> _Exercise description_
Reproduce the lines below from the one that contains "Read out every word on this page." through the end, inclusive, and add nothing.

> _Dataset records_
+++

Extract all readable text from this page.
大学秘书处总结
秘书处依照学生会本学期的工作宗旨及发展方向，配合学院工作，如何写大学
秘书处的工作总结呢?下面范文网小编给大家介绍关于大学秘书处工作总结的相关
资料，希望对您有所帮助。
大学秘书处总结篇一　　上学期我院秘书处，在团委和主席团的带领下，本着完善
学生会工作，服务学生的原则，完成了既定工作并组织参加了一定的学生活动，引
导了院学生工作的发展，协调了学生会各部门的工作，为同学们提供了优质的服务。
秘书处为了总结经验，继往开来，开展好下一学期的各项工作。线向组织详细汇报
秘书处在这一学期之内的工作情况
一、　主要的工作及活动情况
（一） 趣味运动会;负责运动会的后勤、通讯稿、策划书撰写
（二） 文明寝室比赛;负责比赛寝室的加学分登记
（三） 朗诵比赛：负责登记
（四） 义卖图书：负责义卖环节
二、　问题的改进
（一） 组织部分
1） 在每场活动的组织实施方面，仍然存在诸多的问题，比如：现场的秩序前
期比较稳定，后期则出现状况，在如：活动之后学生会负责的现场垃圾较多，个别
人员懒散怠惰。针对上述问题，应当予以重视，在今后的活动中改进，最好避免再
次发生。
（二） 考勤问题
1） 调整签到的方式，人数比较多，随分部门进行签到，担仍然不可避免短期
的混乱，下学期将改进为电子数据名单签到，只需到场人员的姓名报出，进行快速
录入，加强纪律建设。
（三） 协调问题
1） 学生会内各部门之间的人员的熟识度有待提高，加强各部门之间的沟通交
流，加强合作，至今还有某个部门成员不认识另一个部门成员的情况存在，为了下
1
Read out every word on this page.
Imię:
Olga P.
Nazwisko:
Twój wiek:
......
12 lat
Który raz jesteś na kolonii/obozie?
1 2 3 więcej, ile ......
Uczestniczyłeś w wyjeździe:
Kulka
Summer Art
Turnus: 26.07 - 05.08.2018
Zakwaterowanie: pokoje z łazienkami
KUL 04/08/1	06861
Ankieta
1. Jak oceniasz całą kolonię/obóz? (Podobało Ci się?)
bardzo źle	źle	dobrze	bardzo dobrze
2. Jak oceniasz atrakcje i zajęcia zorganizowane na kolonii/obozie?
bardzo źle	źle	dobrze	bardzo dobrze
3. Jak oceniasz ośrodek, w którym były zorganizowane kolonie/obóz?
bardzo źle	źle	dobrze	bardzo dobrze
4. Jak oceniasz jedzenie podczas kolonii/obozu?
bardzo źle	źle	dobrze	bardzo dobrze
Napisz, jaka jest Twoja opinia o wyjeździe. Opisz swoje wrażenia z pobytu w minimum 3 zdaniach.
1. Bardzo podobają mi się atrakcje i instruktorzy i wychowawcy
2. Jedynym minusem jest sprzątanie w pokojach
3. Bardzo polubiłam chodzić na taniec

+++

> _Output_
Read out every word on this page.
Imię:
Olga P.
Nazwisko:
Twój wiek:
......
12 lat
Który raz jesteś na kolonii/obozie?
1 2 3 więcej, ile ......
Uczestniczyłeś w wyjeździe:
Kulka
Summer Art
Turnus: 26.07 - 05.08.2018
Zakwaterowanie: pokoje z łazienkami
KUL 04/08/1	06861
Ankieta
1. Jak oceniasz całą kolonię/obóz? (Podobało Ci się?)
bardzo źle	źle	dobrze	bardzo dobrze
2. Jak oceniasz atrakcje i zajęcia zorganizowane na kolonii/obozie?
bardzo źle	źle	dobrze	bardzo dobrze
3. Jak oceniasz ośrodek, w którym były zorganizowane kolonie/obóz?
bardzo źle	źle	dobrze	bardzo dobrze
4. Jak oceniasz jedzenie podczas kolonii/obozu?
bardzo źle	źle	dobrze	bardzo dobrze
Napisz, jaka jest Twoja opinia o wyjeździe. Opisz swoje wrażenia z pobytu w minimum 3 zdaniach.
1. Bardzo podobają mi się atrakcje i instruktorzy i wychowawcy
2. Jedynym minusem jest sprzątanie w pokojach
3. Bardzo polubiłam chodzić na taniec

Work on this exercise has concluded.